Work to be completed
Can you restate the records below word for word?
— Start —
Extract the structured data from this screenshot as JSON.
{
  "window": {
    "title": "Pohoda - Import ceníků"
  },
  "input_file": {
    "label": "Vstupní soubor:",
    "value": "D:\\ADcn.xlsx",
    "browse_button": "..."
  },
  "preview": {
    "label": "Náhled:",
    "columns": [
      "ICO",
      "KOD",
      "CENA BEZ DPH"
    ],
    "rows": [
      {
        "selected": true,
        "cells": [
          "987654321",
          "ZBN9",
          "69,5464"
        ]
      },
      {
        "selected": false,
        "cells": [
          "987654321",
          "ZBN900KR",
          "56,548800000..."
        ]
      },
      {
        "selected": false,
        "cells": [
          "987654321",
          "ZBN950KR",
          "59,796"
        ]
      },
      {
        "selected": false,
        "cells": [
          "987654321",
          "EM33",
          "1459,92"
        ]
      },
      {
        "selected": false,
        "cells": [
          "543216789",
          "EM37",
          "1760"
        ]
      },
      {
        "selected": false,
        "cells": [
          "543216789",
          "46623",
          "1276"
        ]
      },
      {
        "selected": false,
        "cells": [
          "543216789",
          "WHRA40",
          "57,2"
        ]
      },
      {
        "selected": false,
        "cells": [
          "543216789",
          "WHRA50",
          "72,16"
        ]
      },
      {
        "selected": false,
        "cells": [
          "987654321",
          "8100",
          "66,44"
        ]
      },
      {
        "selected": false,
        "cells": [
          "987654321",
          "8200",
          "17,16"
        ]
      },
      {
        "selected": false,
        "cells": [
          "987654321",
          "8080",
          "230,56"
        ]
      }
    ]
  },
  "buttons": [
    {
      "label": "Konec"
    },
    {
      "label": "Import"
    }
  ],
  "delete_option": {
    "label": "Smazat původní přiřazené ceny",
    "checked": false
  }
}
— End —
Response to the task
Extract the structured data from this screenshot as JSON.
{
  "window": {
    "title": "Pohoda - Import ceníků"
  },
  "input_file": {
    "label": "Vstupní soubor:",
    "value": "D:\\ADcn.xlsx",
    "browse_button": "..."
  },
  "preview": {
    "label": "Náhled:",
    "columns": [
      "ICO",
      "KOD",
      "CENA BEZ DPH"
    ],
    "rows": [
      {
        "selected": true,
        "cells": [
          "987654321",
          "ZBN9",
          "69,5464"
        ]
      },
      {
        "selected": false,
        "cells": [
          "987654321",
          "ZBN900KR",
          "56,548800000..."
        ]
      },
      {
        "selected": false,
        "cells": [
          "987654321",
          "ZBN950KR",
          "59,796"
        ]
      },
      {
        "selected": false,
        "cells": [
          "987654321",
          "EM33",
          "1459,92"
        ]
      },
      {
        "selected": false,
        "cells": [
          "543216789",
          "EM37",
          "1760"
        ]
      },
      {
        "selected": false,
        "cells": [
          "543216789",
          "46623",
          "1276"
        ]
      },
      {
        "selected": false,
        "cells": [
          "543216789",
          "WHRA40",
          "57,2"
        ]
      },
      {
        "selected": false,
        "cells": [
          "543216789",
          "WHRA50",
          "72,16"
        ]
      },
      {
        "selected": false,
        "cells": [
          "987654321",
          "8100",
          "66,44"
        ]
      },
      {
        "selected": false,
        "cells": [
          "987654321",
          "8200",
          "17,16"
        ]
      },
      {
        "selected": false,
        "cells": [
          "987654321",
          "8080",
          "230,56"
        ]
      }
    ]
  },
  "buttons": [
    {
      "label": "Konec"
    },
    {
      "label": "Import"
    }
  ],
  "delete_option": {
    "label": "Smazat původní přiřazené ceny",
    "checked": false
  }
}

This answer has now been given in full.